# RECORDS SHOWN start
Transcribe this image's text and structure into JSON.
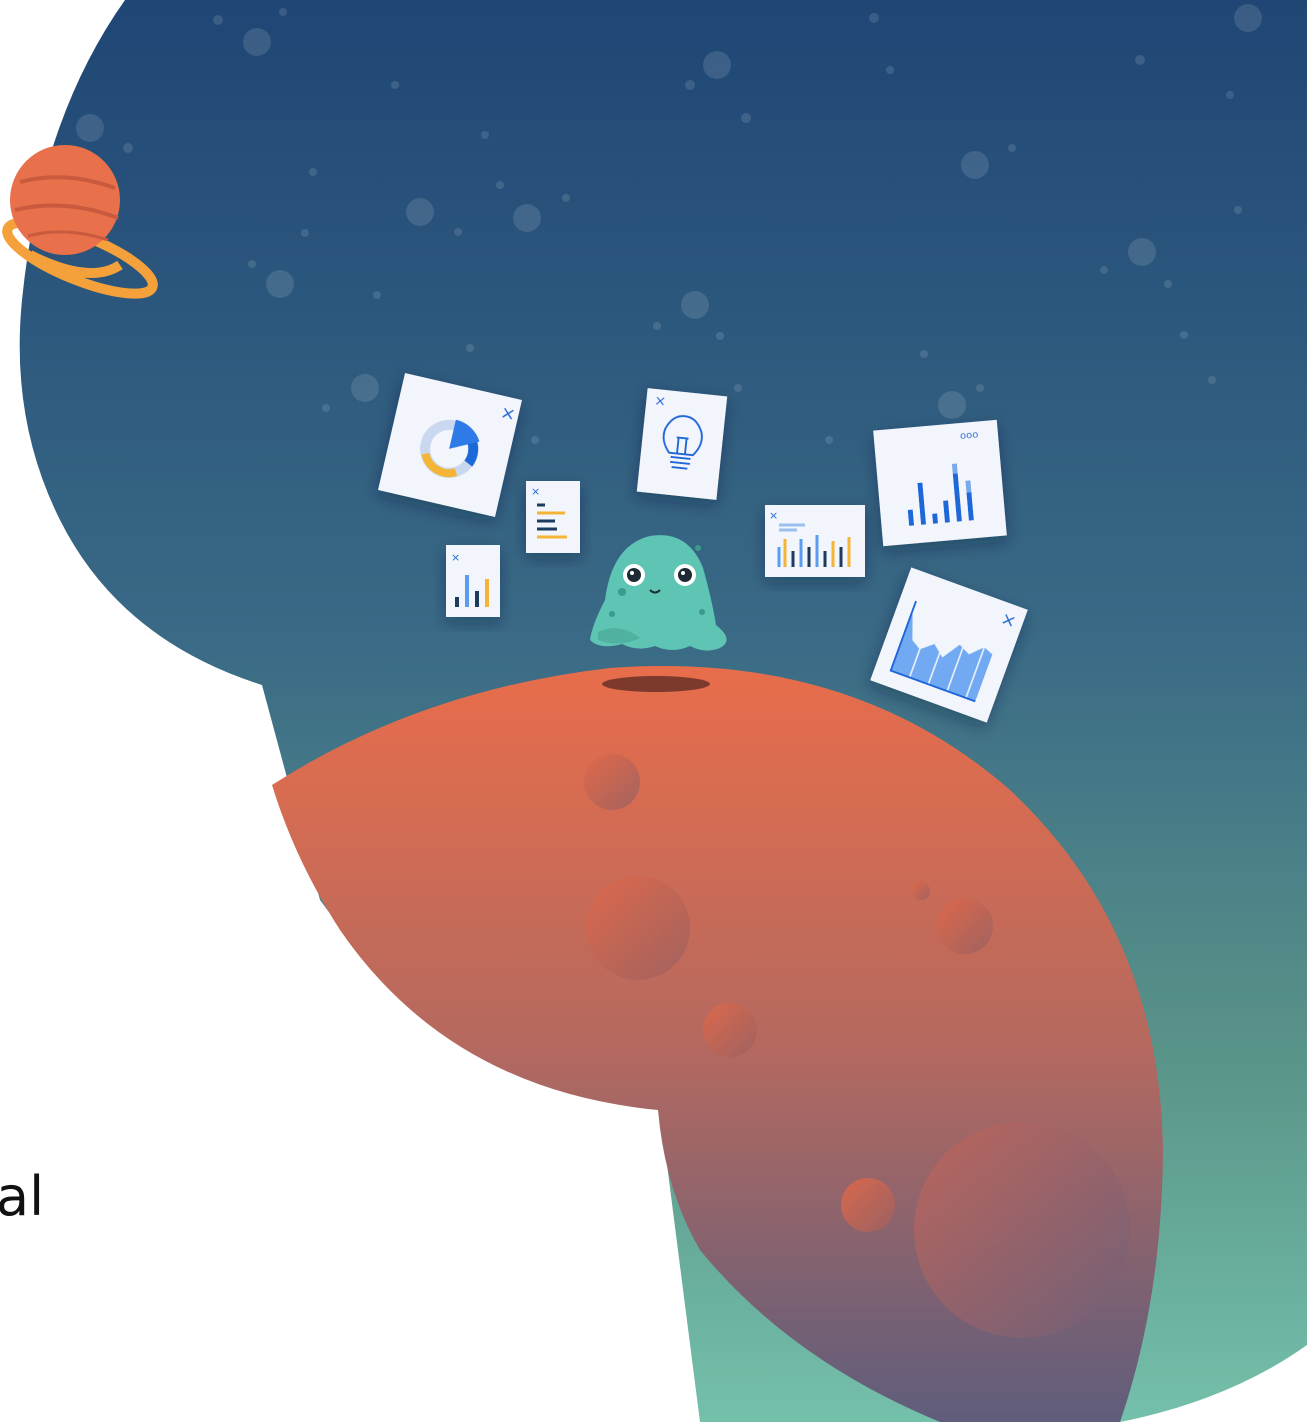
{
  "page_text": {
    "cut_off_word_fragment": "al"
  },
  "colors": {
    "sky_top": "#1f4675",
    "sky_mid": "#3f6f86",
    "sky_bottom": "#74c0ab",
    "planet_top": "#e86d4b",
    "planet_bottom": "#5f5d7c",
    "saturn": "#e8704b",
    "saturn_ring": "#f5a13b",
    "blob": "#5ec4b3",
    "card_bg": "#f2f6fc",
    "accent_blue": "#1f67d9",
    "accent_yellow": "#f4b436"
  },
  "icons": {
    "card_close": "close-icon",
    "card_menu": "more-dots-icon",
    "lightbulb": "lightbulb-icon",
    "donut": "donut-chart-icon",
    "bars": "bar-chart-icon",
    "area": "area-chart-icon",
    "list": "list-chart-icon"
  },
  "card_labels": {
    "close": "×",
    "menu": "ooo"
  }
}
# RECORDS SHOWN end
# RECORDS SHOWN start
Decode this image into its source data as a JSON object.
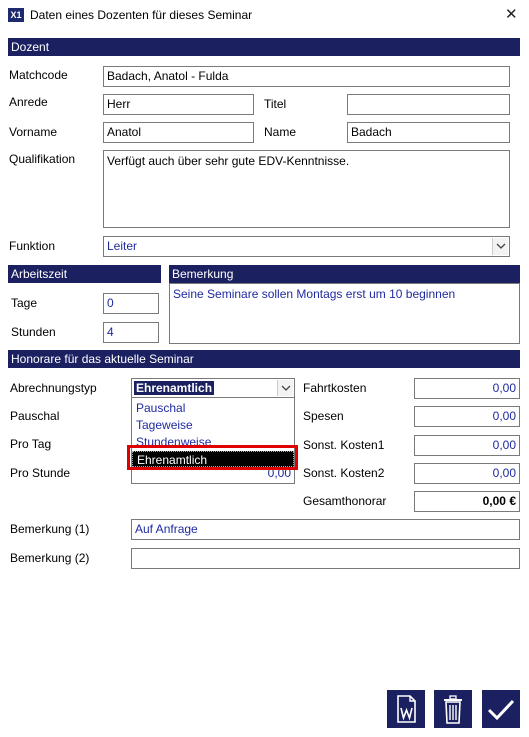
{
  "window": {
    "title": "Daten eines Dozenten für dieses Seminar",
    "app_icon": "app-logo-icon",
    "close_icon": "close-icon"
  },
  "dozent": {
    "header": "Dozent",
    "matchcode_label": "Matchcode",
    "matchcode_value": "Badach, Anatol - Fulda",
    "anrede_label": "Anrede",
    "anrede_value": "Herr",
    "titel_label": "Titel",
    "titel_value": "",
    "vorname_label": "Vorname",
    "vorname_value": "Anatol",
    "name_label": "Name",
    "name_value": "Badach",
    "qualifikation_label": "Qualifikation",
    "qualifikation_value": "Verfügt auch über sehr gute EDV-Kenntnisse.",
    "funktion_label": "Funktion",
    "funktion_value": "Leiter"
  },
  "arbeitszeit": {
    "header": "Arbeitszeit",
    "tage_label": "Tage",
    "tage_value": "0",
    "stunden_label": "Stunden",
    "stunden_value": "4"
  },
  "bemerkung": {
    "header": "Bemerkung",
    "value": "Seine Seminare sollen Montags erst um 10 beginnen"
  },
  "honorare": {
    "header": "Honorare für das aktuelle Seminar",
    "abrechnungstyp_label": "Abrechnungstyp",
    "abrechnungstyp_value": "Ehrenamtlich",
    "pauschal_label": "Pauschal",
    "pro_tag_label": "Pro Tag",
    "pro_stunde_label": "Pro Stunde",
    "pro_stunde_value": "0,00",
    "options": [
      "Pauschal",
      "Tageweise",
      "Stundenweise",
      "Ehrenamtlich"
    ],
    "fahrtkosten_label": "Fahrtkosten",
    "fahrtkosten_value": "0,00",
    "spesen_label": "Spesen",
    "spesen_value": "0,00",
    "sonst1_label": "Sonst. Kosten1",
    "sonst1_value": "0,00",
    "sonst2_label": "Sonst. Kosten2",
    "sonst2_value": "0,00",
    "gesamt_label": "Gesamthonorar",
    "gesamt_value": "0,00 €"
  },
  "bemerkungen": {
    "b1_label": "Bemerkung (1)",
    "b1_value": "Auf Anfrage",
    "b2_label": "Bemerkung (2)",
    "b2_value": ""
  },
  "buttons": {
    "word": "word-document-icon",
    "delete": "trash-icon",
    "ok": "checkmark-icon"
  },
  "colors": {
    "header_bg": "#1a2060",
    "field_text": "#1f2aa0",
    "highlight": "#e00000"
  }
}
# RECORDS SHOWN end
# RECORDS SHOWN start
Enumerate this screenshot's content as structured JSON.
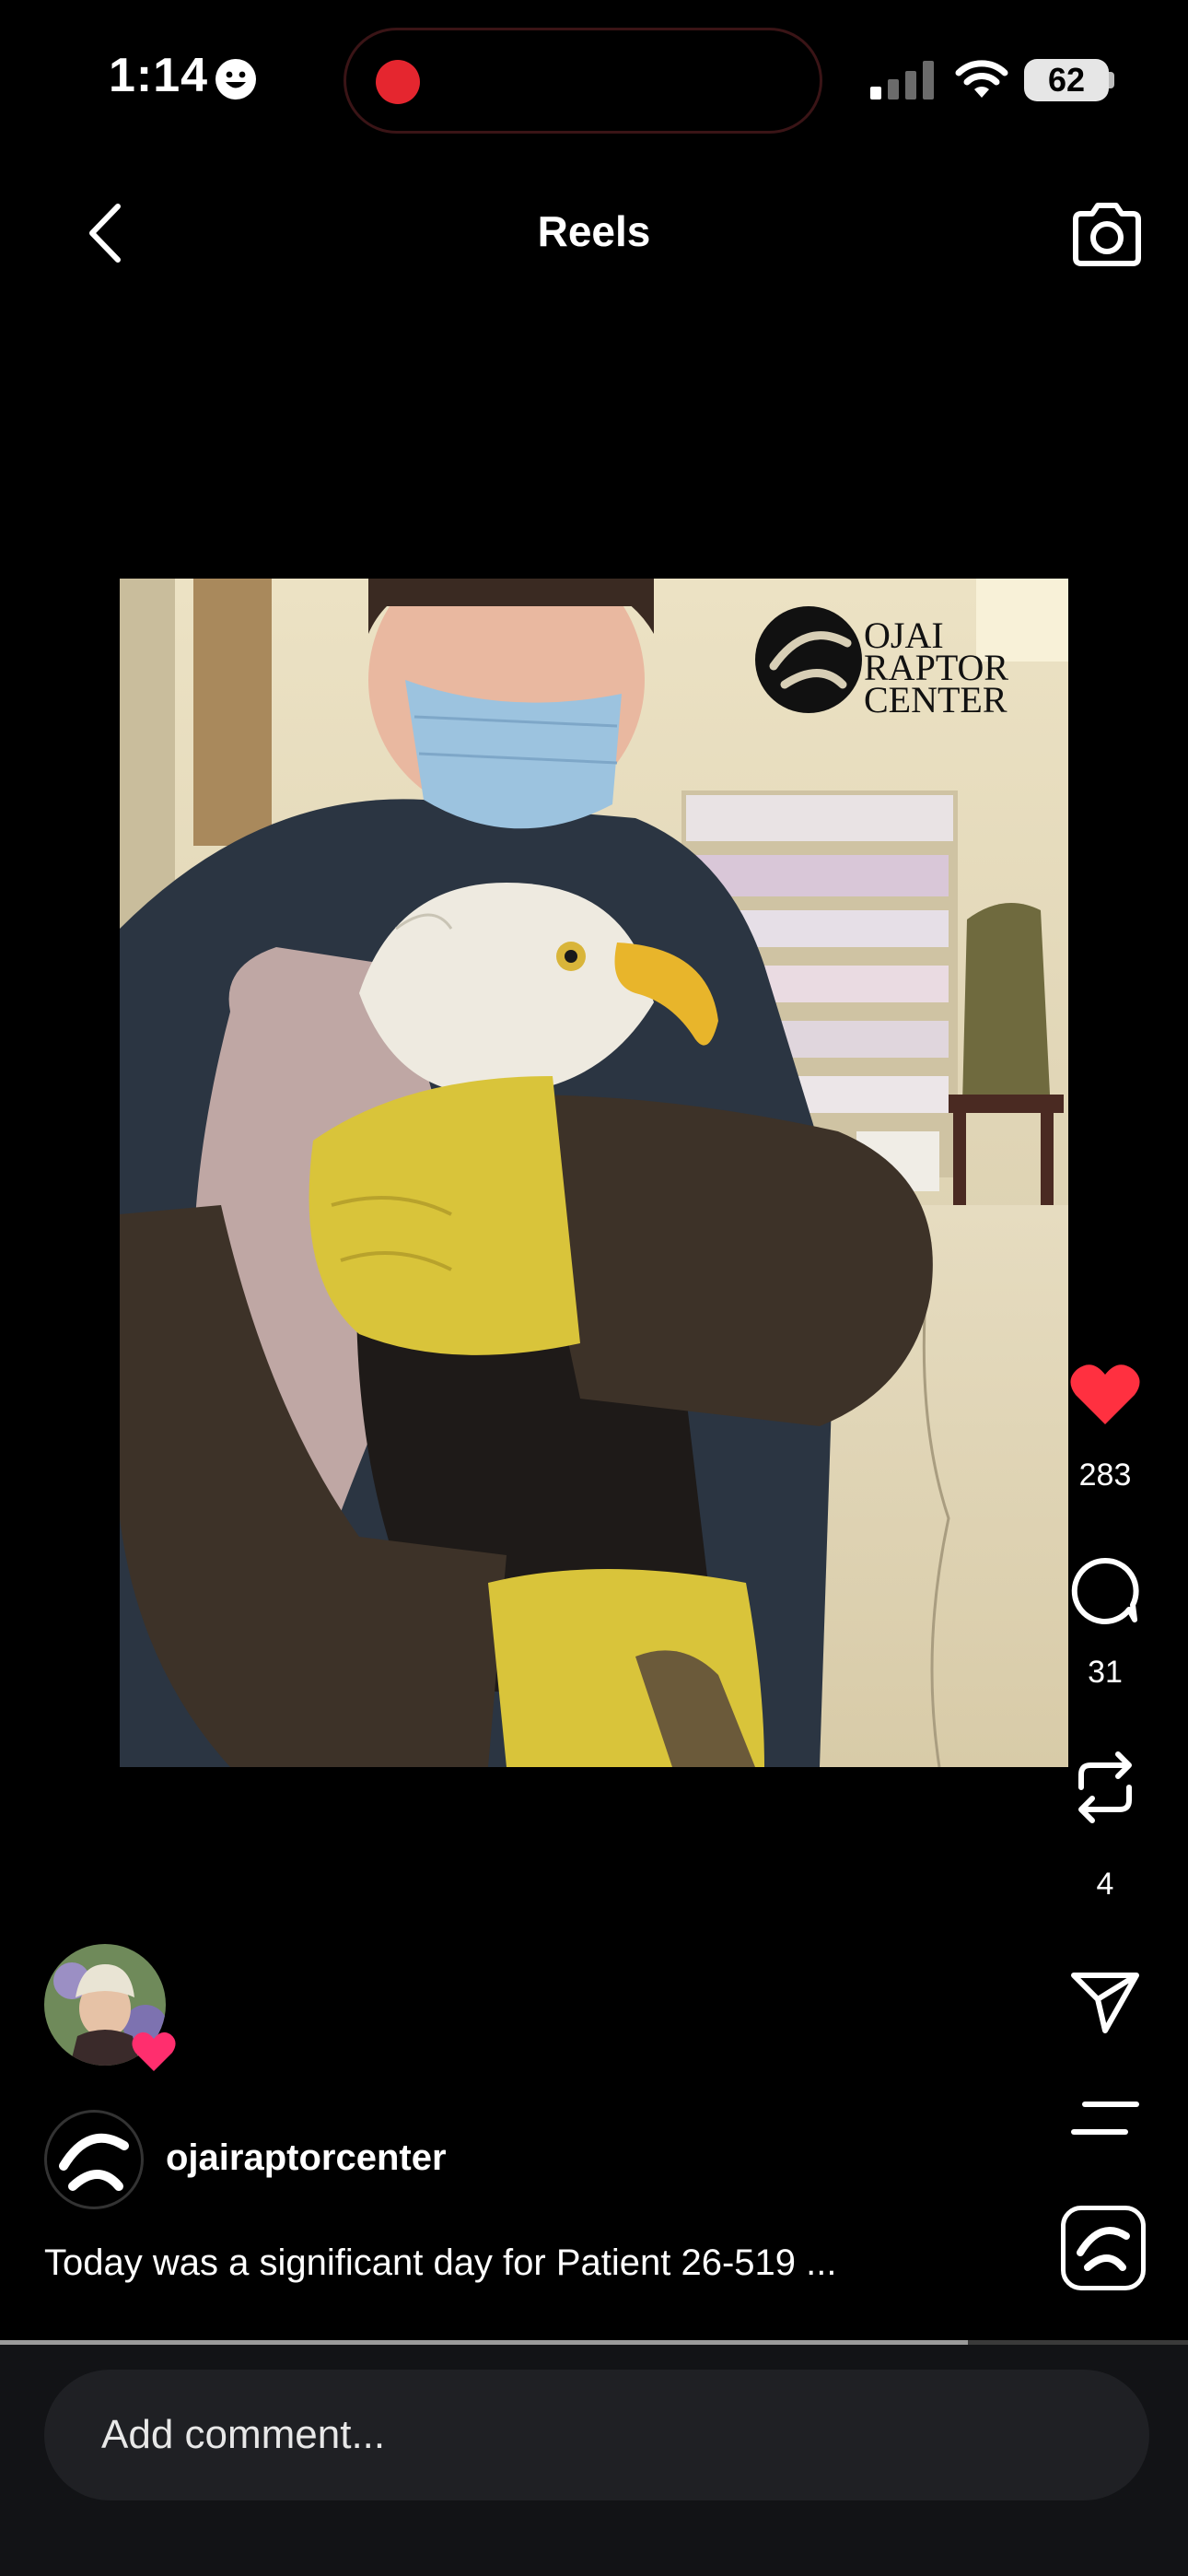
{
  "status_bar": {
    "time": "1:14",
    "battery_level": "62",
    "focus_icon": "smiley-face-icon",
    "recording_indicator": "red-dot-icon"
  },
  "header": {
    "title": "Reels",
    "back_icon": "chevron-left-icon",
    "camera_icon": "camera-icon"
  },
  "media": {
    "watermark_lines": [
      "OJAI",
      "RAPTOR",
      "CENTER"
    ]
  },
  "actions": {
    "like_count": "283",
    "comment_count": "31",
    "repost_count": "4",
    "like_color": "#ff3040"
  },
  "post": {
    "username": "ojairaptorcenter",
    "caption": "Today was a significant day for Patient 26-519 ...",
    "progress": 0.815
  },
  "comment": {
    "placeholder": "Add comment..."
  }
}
# RECORDS SHOWN end
▶ _JOB_
Select the lines that carry the string "title" and copy them.

▶ _EXERCISE SOLUTION_
    "title": "Daten eines Dozenten für dieses Seminar",
    "title": "Reels",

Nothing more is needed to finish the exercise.